======== Material shown ========

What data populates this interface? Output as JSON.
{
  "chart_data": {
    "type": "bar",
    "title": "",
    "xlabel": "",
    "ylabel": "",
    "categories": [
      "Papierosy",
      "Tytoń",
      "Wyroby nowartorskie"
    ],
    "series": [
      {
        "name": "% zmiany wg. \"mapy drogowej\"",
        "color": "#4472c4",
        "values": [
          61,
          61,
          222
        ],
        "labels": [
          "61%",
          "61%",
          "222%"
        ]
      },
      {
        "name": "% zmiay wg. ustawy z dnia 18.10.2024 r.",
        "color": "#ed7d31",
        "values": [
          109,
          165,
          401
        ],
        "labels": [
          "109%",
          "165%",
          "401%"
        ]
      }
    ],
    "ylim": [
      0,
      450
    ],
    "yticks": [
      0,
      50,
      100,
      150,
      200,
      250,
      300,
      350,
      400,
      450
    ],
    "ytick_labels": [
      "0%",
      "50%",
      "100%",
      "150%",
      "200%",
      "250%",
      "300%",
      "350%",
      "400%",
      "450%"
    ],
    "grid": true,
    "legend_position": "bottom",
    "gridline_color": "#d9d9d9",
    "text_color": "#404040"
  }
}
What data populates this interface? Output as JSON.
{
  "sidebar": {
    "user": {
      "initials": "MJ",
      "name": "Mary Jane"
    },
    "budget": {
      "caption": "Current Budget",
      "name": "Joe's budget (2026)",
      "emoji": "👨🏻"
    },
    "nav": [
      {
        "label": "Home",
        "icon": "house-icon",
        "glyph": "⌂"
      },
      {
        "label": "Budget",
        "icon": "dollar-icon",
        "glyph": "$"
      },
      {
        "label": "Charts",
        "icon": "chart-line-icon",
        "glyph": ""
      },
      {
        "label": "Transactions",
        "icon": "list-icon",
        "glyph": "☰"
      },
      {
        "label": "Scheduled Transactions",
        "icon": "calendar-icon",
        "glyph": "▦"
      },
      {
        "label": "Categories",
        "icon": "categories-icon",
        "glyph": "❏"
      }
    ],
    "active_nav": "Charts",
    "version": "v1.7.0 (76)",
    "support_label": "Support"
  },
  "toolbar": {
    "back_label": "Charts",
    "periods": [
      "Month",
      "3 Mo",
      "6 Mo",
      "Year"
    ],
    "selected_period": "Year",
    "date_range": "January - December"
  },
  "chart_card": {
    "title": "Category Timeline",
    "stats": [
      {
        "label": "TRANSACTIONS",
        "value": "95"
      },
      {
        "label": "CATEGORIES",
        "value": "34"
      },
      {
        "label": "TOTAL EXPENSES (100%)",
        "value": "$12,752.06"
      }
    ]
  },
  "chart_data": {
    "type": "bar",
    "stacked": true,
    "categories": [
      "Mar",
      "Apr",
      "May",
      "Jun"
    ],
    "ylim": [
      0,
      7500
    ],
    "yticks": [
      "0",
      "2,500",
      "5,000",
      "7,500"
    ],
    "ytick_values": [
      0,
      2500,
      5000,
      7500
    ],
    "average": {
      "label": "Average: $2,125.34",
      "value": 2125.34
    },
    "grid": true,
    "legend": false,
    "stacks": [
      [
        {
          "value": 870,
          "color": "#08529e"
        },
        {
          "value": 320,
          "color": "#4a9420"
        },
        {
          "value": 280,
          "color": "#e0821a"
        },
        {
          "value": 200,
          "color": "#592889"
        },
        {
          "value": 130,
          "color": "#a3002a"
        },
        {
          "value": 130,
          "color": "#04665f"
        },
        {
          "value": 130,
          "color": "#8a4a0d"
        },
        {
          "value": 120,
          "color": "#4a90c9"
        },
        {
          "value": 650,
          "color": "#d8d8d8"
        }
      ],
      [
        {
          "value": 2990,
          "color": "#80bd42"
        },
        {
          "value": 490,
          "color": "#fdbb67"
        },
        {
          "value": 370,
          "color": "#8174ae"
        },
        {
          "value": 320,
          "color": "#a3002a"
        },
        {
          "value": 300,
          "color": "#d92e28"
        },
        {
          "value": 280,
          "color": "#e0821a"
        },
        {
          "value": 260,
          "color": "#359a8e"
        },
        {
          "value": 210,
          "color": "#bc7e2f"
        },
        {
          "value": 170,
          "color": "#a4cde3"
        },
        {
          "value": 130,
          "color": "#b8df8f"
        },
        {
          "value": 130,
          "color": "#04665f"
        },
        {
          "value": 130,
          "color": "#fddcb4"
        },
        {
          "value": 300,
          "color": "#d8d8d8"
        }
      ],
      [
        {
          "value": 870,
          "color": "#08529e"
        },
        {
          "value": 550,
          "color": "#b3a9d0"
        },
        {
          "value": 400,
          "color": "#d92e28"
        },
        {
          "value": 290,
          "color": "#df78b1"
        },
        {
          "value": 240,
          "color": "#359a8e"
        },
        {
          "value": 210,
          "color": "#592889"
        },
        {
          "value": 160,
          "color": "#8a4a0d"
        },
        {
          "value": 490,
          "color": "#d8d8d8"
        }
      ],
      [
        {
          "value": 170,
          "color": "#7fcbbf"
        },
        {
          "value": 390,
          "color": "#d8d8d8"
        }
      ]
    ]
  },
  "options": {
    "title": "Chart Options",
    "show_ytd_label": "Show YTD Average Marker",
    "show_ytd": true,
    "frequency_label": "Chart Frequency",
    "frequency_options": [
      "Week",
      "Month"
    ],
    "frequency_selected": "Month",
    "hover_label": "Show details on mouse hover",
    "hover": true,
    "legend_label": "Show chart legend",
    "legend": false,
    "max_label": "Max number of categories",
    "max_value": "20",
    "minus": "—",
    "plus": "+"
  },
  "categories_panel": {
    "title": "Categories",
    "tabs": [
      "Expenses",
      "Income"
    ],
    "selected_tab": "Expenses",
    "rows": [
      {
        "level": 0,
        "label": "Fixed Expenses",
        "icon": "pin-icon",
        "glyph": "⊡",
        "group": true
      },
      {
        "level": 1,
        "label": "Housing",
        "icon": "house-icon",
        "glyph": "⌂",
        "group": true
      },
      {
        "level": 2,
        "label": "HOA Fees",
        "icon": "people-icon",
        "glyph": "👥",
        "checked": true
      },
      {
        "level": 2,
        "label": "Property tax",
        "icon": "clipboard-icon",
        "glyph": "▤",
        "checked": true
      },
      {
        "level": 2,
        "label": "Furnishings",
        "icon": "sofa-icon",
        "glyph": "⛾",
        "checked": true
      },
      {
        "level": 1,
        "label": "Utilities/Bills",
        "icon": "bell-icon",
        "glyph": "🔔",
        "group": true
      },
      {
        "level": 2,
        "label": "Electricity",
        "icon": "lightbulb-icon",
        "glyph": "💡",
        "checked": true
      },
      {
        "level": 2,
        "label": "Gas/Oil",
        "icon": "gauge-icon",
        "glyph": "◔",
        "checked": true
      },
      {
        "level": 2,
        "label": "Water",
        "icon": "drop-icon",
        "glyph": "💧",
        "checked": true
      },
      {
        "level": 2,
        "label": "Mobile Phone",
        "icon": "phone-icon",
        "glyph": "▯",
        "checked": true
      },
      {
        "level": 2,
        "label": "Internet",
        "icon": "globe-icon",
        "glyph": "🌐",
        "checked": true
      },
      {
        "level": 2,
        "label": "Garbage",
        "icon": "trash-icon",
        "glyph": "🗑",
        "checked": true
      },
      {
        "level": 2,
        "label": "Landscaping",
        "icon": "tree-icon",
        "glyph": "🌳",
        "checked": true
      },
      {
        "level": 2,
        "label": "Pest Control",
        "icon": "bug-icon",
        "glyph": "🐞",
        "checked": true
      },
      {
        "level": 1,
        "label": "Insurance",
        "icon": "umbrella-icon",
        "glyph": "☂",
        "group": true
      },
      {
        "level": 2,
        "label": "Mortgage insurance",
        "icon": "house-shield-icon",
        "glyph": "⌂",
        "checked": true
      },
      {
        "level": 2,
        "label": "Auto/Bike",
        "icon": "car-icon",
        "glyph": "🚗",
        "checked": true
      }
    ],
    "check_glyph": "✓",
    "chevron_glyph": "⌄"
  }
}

========

• **Job**: Make a copy of each line that contains the string "Charts".

• **Written solution**:
        "label": "Charts",
    "active_nav": "Charts",
    "back_label": "Charts",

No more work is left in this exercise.